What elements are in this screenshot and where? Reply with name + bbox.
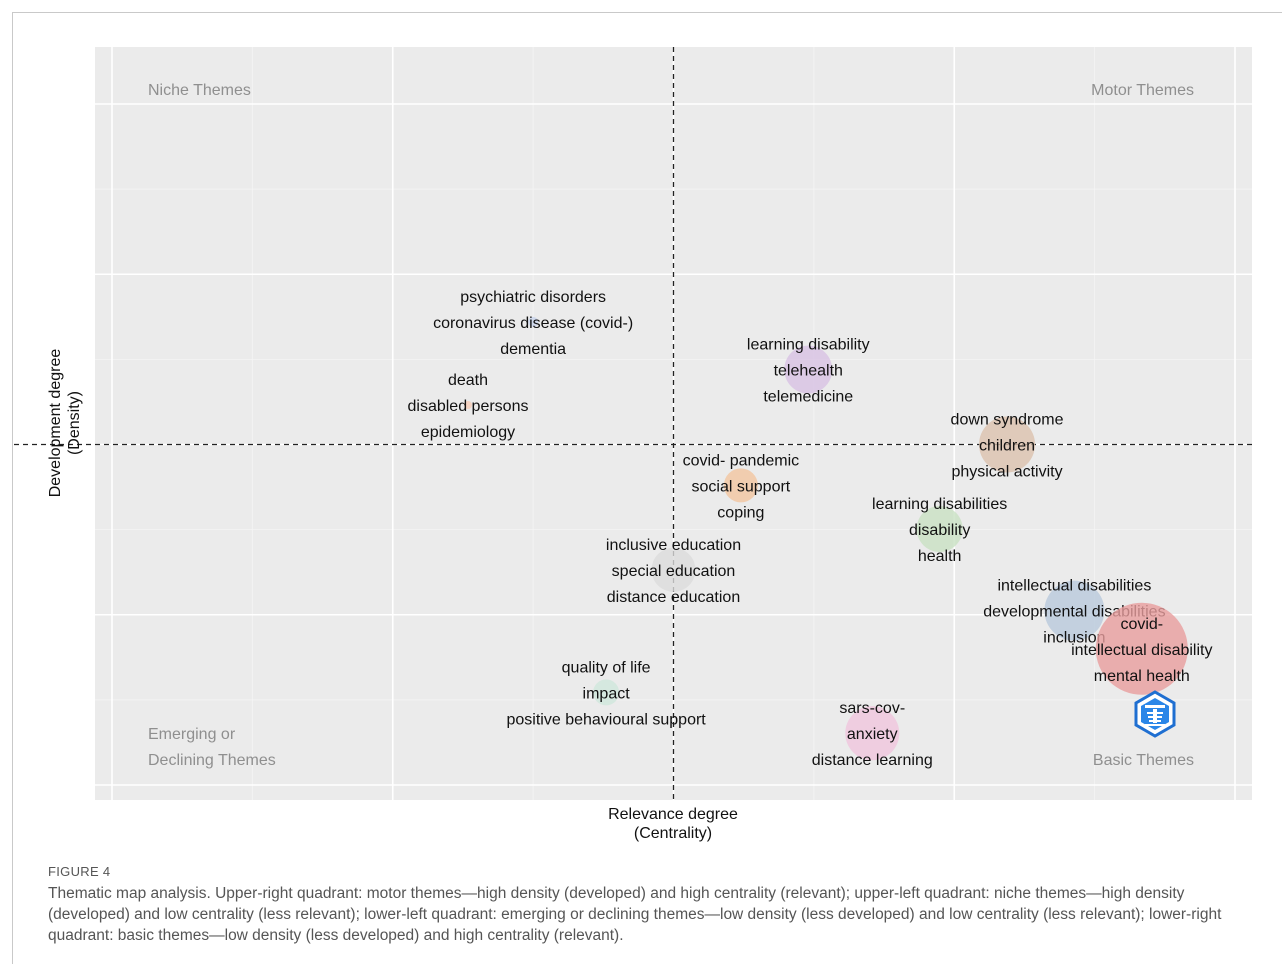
- cluster-bubble-10: [593, 679, 620, 706]
- quadrant-label-niche-themes: Niche Themes: [148, 82, 251, 99]
- quadrant-label-emerging-line2: Declining Themes: [148, 752, 276, 769]
- figure-caption: Thematic map analysis. Upper-right quadr…: [48, 885, 1222, 944]
- cluster-label-6-1: learning disabilities: [872, 496, 1007, 513]
- cluster-label-4-3: physical activity: [951, 464, 1062, 481]
- bibliometrix-logo-icon: [1134, 690, 1176, 738]
- cluster-label-2-1: death: [448, 372, 488, 389]
- cluster-label-9-1: covid-: [1120, 616, 1163, 633]
- cluster-label-1-3: dementia: [500, 341, 566, 358]
- cluster-label-7-3: distance education: [607, 589, 740, 606]
- figure-label: FIGURE 4: [48, 864, 111, 879]
- cluster-bubble-1: [528, 316, 539, 327]
- cluster-bubble-2: [463, 401, 472, 410]
- cluster-bubble-3: [784, 345, 833, 394]
- cluster-bubble-11: [845, 706, 900, 761]
- cluster-bubble-5: [723, 468, 758, 503]
- cluster-label-4-1: down syndrome: [951, 412, 1064, 429]
- cluster-label-10-2: impact: [583, 685, 631, 702]
- cluster-label-8-3: inclusion: [1043, 630, 1105, 647]
- cluster-label-10-3: positive behavioural support: [507, 711, 707, 728]
- quadrant-label-motor-themes: Motor Themes: [1091, 82, 1194, 99]
- cluster-label-4-2: children: [979, 438, 1035, 455]
- cluster-label-6-3: health: [918, 548, 962, 565]
- thematic-map-plot: Niche Themes Motor Themes Emerging or Decli…: [14, 47, 1252, 800]
- y-axis-label-line1: Development degree: [47, 348, 64, 498]
- cluster-label-1-2: coronavirus disease (covid-): [433, 315, 633, 332]
- cluster-label-3-1: learning disability: [747, 337, 870, 354]
- cluster-label-11-3: distance learning: [812, 752, 933, 769]
- cluster-label-1-1: psychiatric disorders: [460, 289, 606, 306]
- cluster-label-7-2: special education: [612, 563, 736, 580]
- y-axis-label: Development degree (Density): [46, 303, 84, 543]
- cluster-label-2-2: disabled persons: [408, 398, 529, 415]
- x-axis-label-line2: (Centrality): [633, 825, 713, 842]
- cluster-label-9-2: intellectual disability: [1071, 642, 1212, 659]
- cluster-label-5-3: coping: [717, 504, 764, 521]
- y-axis-label-line2: (Density): [66, 391, 83, 456]
- x-axis-label-line1: Relevance degree: [608, 806, 738, 823]
- cluster-label-7-1: inclusive education: [606, 537, 741, 554]
- quadrant-label-basic-themes: Basic Themes: [1093, 752, 1194, 769]
- cluster-bubble-8: [1044, 580, 1105, 641]
- cluster-label-5-1: covid- pandemic: [683, 452, 800, 469]
- figure-frame: [12, 12, 1282, 964]
- cluster-bubble-6: [916, 505, 963, 552]
- cluster-label-6-2: disability: [909, 522, 970, 539]
- quadrant-label-emerging-line1: Emerging or: [148, 726, 236, 743]
- cluster-label-10-1: quality of life: [562, 659, 651, 676]
- cluster-label-5-2: social support: [692, 478, 791, 495]
- cluster-label-3-2: telehealth: [774, 363, 843, 380]
- cluster-label-3-3: telemedicine: [763, 389, 853, 406]
- cluster-label-11-2: anxiety: [847, 726, 898, 743]
- cluster-bubble-7: [651, 547, 696, 592]
- cluster-bubble-4: [979, 416, 1036, 473]
- cluster-label-8-1: intellectual disabilities: [997, 578, 1151, 595]
- cluster-bubble-9: [1095, 602, 1188, 695]
- cluster-label-9-3: mental health: [1094, 668, 1190, 685]
- cluster-label-2-3: epidemiology: [421, 424, 515, 441]
- cluster-label-11-1: sars-cov-: [839, 700, 905, 717]
- x-axis-label: Relevance degree (Centrality): [560, 805, 786, 843]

## TASK ITEM
Copy only the lines in the listing that contain "intellectual".

## ANSWER SECTION
- cluster-label-9-2: intellectual disability: [1071, 642, 1212, 659]
- cluster-label-8-1: intellectual disabilities: [997, 578, 1151, 595]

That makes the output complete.